* PROMPT:
State the count of lines below in which the word "this" appears, and add nothing.

* DATASET RECORDS:
* * * *

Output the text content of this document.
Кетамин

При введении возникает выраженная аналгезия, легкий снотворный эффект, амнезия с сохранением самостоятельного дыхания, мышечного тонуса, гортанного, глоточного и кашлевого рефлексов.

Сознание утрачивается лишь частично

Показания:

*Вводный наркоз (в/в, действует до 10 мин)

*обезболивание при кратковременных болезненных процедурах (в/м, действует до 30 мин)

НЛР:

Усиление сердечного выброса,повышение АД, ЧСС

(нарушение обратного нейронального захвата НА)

* * * *

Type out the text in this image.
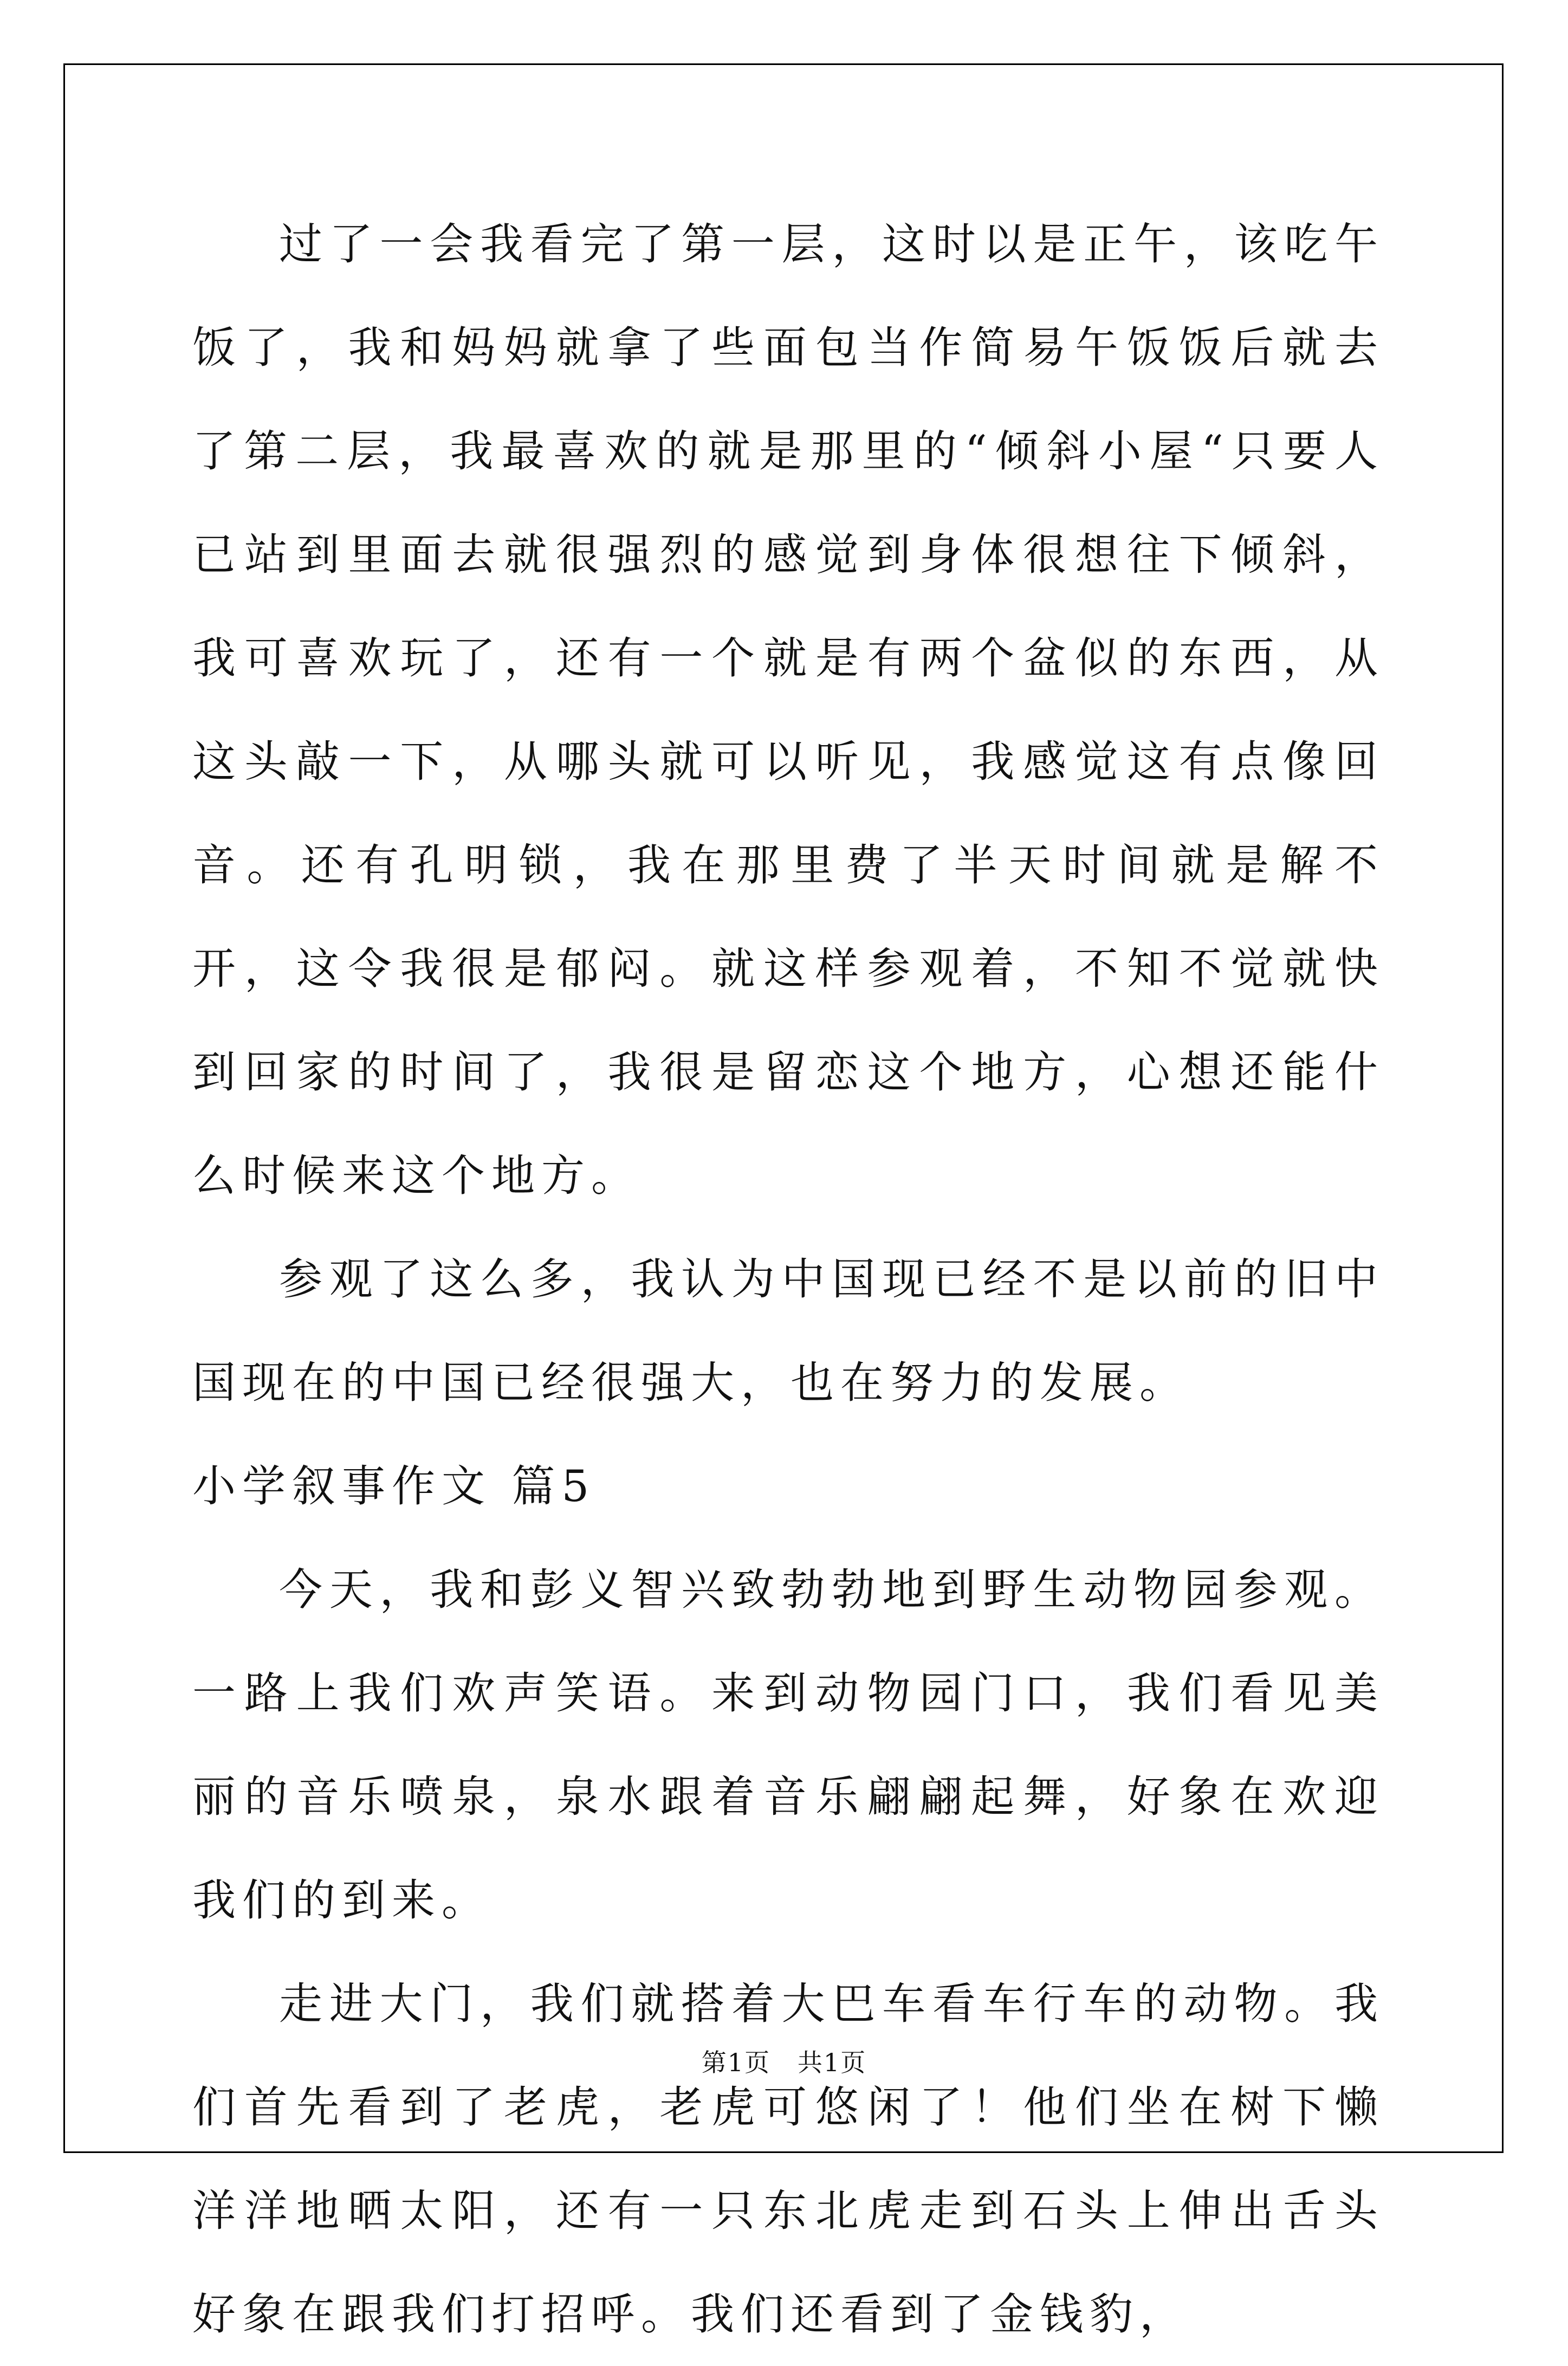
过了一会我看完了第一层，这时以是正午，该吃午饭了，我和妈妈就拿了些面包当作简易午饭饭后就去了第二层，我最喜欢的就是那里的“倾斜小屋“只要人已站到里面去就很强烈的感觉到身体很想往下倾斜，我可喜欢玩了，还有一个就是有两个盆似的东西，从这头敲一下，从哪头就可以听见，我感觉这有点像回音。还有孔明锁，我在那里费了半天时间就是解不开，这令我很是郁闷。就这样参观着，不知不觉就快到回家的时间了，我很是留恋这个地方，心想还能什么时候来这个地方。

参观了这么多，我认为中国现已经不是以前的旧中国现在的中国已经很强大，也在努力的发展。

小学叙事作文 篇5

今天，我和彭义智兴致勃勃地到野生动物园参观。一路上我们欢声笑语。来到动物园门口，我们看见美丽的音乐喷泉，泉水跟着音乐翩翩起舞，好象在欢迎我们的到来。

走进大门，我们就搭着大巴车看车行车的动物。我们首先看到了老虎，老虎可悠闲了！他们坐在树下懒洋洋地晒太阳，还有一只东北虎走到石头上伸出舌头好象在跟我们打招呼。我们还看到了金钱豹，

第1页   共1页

* * * *

* OUTPUT OF THE EXERCISE:
2